Problem requirements |
Set the data down again, exactly as it reads, but without the pictures.

The data |
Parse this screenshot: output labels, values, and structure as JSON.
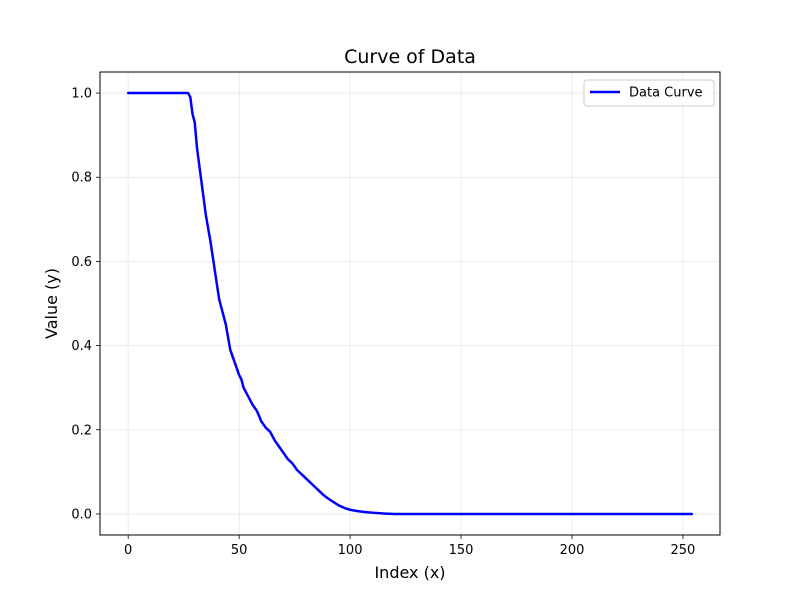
{
  "chart_data": {
    "type": "line",
    "title": "Curve of Data",
    "xlabel": "Index (x)",
    "ylabel": "Value (y)",
    "xlim": [
      -12.7,
      266.7
    ],
    "ylim": [
      -0.05,
      1.05
    ],
    "xticks": [
      0,
      50,
      100,
      150,
      200,
      250
    ],
    "yticks": [
      0.0,
      0.2,
      0.4,
      0.6,
      0.8,
      1.0
    ],
    "xtick_labels": [
      "0",
      "50",
      "100",
      "150",
      "200",
      "250"
    ],
    "ytick_labels": [
      "0.0",
      "0.2",
      "0.4",
      "0.6",
      "0.8",
      "1.0"
    ],
    "grid": true,
    "legend_position": "top-right",
    "series": [
      {
        "name": "Data Curve",
        "color": "#0000ff",
        "x": [
          0,
          27,
          28,
          29,
          30,
          31,
          33,
          35,
          37,
          39,
          41,
          43,
          44,
          45,
          46,
          48,
          50,
          51,
          52,
          54,
          56,
          58,
          60,
          62,
          64,
          66,
          68,
          70,
          72,
          74,
          76,
          78,
          80,
          82,
          84,
          86,
          88,
          90,
          92,
          95,
          98,
          100,
          103,
          106,
          110,
          115,
          120,
          130,
          150,
          200,
          254
        ],
        "y": [
          1.0,
          1.0,
          0.99,
          0.95,
          0.93,
          0.87,
          0.79,
          0.71,
          0.65,
          0.58,
          0.51,
          0.47,
          0.45,
          0.42,
          0.39,
          0.36,
          0.33,
          0.32,
          0.3,
          0.28,
          0.26,
          0.245,
          0.22,
          0.205,
          0.195,
          0.175,
          0.16,
          0.145,
          0.13,
          0.12,
          0.105,
          0.095,
          0.085,
          0.075,
          0.065,
          0.055,
          0.045,
          0.037,
          0.03,
          0.02,
          0.013,
          0.01,
          0.007,
          0.005,
          0.003,
          0.001,
          0.0,
          0.0,
          0.0,
          0.0,
          0.0
        ]
      }
    ]
  }
}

Reply to the task |
Parse this screenshot: output labels, values, and structure as JSON.
{
  "chart_data": {
    "type": "line",
    "title": "Curve of Data",
    "xlabel": "Index (x)",
    "ylabel": "Value (y)",
    "xlim": [
      -12.7,
      266.7
    ],
    "ylim": [
      -0.05,
      1.05
    ],
    "xticks": [
      0,
      50,
      100,
      150,
      200,
      250
    ],
    "yticks": [
      0.0,
      0.2,
      0.4,
      0.6,
      0.8,
      1.0
    ],
    "xtick_labels": [
      "0",
      "50",
      "100",
      "150",
      "200",
      "250"
    ],
    "ytick_labels": [
      "0.0",
      "0.2",
      "0.4",
      "0.6",
      "0.8",
      "1.0"
    ],
    "grid": true,
    "legend_position": "top-right",
    "series": [
      {
        "name": "Data Curve",
        "color": "#0000ff",
        "x": [
          0,
          27,
          28,
          29,
          30,
          31,
          33,
          35,
          37,
          39,
          41,
          43,
          44,
          45,
          46,
          48,
          50,
          51,
          52,
          54,
          56,
          58,
          60,
          62,
          64,
          66,
          68,
          70,
          72,
          74,
          76,
          78,
          80,
          82,
          84,
          86,
          88,
          90,
          92,
          95,
          98,
          100,
          103,
          106,
          110,
          115,
          120,
          130,
          150,
          200,
          254
        ],
        "y": [
          1.0,
          1.0,
          0.99,
          0.95,
          0.93,
          0.87,
          0.79,
          0.71,
          0.65,
          0.58,
          0.51,
          0.47,
          0.45,
          0.42,
          0.39,
          0.36,
          0.33,
          0.32,
          0.3,
          0.28,
          0.26,
          0.245,
          0.22,
          0.205,
          0.195,
          0.175,
          0.16,
          0.145,
          0.13,
          0.12,
          0.105,
          0.095,
          0.085,
          0.075,
          0.065,
          0.055,
          0.045,
          0.037,
          0.03,
          0.02,
          0.013,
          0.01,
          0.007,
          0.005,
          0.003,
          0.001,
          0.0,
          0.0,
          0.0,
          0.0,
          0.0
        ]
      }
    ]
  }
}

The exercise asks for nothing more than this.